* _DATA SUPPLIED_

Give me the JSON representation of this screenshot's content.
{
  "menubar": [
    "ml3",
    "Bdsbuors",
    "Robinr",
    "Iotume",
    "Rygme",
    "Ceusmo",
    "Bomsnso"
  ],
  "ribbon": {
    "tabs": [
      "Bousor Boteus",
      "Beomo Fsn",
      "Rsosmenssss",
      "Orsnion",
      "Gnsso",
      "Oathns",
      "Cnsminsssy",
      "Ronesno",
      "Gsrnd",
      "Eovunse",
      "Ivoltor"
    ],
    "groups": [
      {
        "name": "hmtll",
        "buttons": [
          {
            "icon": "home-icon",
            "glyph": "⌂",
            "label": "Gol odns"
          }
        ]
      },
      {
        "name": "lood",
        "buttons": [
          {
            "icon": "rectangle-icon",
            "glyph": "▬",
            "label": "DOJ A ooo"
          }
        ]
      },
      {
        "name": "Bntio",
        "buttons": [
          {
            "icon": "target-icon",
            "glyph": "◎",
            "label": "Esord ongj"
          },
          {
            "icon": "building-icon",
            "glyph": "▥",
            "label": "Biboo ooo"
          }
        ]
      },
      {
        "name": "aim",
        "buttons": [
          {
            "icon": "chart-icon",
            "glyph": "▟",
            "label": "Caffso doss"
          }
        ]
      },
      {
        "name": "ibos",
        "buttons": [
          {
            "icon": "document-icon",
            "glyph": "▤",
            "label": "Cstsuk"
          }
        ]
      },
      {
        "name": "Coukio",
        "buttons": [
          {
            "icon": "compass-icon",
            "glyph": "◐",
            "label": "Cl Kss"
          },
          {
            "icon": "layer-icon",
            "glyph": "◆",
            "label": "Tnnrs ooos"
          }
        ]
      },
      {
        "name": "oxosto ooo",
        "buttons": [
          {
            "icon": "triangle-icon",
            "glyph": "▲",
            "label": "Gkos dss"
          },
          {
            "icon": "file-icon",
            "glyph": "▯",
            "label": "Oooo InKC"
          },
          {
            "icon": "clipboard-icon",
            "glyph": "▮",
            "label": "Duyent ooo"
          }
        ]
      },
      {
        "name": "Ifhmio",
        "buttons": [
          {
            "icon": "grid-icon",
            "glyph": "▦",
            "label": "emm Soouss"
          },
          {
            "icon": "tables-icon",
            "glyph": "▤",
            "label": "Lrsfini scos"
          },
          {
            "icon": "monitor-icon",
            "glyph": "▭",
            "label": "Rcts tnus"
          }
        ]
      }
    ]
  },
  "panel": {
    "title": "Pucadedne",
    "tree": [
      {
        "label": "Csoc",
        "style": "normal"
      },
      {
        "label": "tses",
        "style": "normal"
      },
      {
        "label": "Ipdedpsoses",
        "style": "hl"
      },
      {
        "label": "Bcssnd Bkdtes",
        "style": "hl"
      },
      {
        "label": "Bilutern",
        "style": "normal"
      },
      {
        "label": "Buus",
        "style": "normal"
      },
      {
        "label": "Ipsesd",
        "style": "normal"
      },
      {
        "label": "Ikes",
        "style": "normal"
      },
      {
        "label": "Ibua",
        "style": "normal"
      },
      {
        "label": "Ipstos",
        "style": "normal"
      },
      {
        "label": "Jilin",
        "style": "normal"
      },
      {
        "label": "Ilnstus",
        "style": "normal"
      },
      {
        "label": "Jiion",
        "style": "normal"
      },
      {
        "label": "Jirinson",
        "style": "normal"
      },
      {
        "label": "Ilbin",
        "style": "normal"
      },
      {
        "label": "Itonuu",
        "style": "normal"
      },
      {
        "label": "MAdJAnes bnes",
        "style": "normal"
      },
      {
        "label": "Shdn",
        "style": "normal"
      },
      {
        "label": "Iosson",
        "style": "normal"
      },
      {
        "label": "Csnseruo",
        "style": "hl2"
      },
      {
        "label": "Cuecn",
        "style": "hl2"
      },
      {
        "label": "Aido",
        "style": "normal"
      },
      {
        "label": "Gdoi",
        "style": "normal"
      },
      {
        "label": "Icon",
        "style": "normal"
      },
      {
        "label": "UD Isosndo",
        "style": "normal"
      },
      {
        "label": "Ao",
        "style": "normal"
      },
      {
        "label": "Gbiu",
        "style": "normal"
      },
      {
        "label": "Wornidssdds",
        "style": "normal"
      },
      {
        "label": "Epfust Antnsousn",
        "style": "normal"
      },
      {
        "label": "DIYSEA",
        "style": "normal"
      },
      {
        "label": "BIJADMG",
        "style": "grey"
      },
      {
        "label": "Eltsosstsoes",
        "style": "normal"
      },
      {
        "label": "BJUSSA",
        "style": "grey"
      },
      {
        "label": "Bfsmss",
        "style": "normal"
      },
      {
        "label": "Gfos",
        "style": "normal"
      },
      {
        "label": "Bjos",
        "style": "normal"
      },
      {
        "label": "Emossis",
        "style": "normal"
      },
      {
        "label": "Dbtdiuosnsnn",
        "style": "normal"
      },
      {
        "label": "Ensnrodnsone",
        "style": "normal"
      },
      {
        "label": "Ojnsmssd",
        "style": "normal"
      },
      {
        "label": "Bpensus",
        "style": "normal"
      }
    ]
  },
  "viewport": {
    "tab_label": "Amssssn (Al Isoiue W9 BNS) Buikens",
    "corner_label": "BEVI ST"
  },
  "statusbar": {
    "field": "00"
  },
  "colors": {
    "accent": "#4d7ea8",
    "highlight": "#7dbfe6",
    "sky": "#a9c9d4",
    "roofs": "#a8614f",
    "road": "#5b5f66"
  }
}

* _TASK GOAL_
Pick out every line above that contains the word "name" and copy it.

* _RESPONSE FOR THIS EXERCISE_
        "name": "hmtll",
        "name": "lood",
        "name": "Bntio",
        "name": "aim",
        "name": "ibos",
        "name": "Coukio",
        "name": "oxosto ooo",
        "name": "Ifhmio",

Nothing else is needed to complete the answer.